*** Opening Text ***
Allen, a senior writer at the American Institute of Certified Public Accountants, previously organized concerts to benefit the Coalition for Unchained Dogs, which builds fences for dog owners.
The anti-HB2 event not only features artists like Lindsay (who plays all six shows), Abernethy, Rapper Shane, the Loudermilks, Dust & Ashes, Alternative Champs and the Business People, but also political speakers, poets and transgender activists who also take the stage.
For Lindsay, House Bill 2 is just one of many issues facing North Carolina. The NC Love Army has been frequently present at Moral Mondays in Raleigh. But his set Saturday won’t focus on protest songs like the ones that appear on his new EP, “Happy Old Pictures” (out in October).
Instead he’ll focus on pop-rock material from his latest album, “Cities and Schools.”
“It’s a one-issue benefit,” Lindsay explains. “No one needs to be won over or convinced. I would be preaching to the choir if I was playing Love Army songs. Everybody that comes to these shows is already on board.”
Speakers include several N.C. House and Senate candidates; Dr. Laura Levin, the Concord pediatrician who went public with her own transition in 2015; poet Lee Ann Brown; and Erica Starling of the Charlotte LGBT Chamber of Commerce. Allen’s also invited state Sen. Jeff Jackson and Mayor Jennifer Roberts.
“I admire Jennifer for sticking to her guns. The ordinance that you guys passed is not the problem. HB2 is the problem,” says Allen, who lives in Durham. “It’s political posturing at this point. It’s extortion.
“(The concerts) are not so much about the money, although all net proceeds go to EqualityNC – it’s about bringing the community together and letting musicians have a platform to fight this thing and be heard.”
Stand Against HB2 concert
WHEN: 12 p.m. Saturday.
WHERE: Neighborhood Theatre, 511 E. 36th St.
*** Closing Text ***
*** Opening Records ***
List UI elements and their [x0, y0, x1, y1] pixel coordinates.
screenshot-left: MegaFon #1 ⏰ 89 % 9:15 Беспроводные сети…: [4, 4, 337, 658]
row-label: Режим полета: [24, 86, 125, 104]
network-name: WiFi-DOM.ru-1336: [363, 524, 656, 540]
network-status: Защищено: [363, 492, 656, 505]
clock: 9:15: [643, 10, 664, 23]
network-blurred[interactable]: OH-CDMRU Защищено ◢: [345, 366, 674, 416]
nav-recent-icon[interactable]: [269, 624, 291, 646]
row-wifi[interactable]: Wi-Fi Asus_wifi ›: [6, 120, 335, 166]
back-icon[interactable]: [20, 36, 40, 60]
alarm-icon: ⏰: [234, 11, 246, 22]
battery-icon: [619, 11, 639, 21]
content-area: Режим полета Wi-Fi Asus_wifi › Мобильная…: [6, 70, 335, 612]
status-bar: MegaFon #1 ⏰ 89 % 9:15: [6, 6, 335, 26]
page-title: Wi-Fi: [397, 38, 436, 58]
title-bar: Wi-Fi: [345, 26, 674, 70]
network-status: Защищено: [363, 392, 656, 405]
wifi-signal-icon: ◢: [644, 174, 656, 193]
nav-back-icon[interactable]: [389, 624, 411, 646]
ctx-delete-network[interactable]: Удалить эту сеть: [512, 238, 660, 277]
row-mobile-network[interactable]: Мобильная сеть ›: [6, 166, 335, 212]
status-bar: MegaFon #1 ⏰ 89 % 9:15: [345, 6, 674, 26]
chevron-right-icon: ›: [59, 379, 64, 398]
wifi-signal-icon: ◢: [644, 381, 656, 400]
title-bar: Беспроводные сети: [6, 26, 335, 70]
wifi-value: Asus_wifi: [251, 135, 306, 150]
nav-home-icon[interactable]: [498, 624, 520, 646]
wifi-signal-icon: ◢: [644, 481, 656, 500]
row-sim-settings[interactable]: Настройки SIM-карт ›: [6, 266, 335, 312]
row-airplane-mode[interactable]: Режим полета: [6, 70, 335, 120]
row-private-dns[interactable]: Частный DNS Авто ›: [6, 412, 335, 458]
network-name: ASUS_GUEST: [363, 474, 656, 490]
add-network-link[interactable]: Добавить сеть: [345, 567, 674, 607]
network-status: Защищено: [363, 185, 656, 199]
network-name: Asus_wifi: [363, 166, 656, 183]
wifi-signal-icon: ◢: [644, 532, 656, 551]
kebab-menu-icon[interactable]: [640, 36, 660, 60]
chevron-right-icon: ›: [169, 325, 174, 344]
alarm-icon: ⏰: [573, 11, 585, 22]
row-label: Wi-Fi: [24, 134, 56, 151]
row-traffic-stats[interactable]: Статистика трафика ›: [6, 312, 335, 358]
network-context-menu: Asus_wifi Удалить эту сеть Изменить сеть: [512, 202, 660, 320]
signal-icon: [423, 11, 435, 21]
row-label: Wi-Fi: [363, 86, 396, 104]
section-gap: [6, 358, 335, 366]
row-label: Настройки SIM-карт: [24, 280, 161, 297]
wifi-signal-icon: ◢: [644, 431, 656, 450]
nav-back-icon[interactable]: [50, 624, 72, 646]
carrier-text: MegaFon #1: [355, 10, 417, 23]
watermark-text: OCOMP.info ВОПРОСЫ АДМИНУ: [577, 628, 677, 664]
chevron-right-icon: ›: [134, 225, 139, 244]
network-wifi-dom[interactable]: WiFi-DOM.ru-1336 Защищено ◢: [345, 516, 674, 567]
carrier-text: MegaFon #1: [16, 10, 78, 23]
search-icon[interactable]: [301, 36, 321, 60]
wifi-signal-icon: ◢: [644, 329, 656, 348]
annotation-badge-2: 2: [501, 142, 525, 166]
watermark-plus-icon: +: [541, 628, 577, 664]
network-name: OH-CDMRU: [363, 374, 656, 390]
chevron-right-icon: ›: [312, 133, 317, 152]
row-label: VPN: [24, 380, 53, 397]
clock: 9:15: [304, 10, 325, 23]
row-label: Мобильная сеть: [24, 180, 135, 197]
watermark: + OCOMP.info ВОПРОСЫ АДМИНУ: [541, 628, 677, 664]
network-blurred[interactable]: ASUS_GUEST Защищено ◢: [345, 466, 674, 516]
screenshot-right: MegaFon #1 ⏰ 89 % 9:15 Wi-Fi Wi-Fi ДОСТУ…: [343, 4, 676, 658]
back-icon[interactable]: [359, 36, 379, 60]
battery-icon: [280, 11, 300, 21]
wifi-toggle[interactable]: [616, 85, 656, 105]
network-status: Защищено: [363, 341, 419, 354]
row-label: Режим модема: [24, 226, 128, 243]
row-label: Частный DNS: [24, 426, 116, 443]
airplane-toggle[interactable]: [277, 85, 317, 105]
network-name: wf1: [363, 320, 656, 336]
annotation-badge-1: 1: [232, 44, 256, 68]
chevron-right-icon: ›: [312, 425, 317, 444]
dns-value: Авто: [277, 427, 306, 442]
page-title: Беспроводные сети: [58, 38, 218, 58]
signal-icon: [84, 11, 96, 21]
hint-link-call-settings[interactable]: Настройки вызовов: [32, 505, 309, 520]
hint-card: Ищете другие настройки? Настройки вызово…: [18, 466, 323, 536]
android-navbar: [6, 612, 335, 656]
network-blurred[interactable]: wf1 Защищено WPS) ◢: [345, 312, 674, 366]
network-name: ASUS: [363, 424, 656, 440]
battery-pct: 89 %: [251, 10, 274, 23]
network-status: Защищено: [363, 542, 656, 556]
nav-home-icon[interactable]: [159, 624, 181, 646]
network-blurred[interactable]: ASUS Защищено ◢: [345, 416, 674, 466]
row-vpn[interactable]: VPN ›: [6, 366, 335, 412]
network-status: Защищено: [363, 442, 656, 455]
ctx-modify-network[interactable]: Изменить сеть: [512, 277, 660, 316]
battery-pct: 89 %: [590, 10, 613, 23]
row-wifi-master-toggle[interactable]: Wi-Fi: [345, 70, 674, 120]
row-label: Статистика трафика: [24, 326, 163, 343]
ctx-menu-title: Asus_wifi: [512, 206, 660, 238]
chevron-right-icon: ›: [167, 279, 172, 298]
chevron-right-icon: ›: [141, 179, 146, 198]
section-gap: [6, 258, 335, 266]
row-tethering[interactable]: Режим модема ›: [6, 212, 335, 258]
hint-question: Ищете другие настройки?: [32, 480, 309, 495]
*** Closing Records ***
■ Your instructions
Print the stretch of the concert article from "Allen, a senior" through "(out in October).".

■ Answer section
Allen, a senior writer at the American Institute of Certified Public Accountants, previously organized concerts to benefit the Coalition for Unchained Dogs, which builds fences for dog owners.
The anti-HB2 event not only features artists like Lindsay (who plays all six shows), Abernethy, Rapper Shane, the Loudermilks, Dust & Ashes, Alternative Champs and the Business People, but also political speakers, poets and transgender activists who also take the stage.
For Lindsay, House Bill 2 is just one of many issues facing North Carolina. The NC Love Army has been frequently present at Moral Mondays in Raleigh. But his set Saturday won’t focus on protest songs like the ones that appear on his new EP, “Happy Old Pictures” (out in October).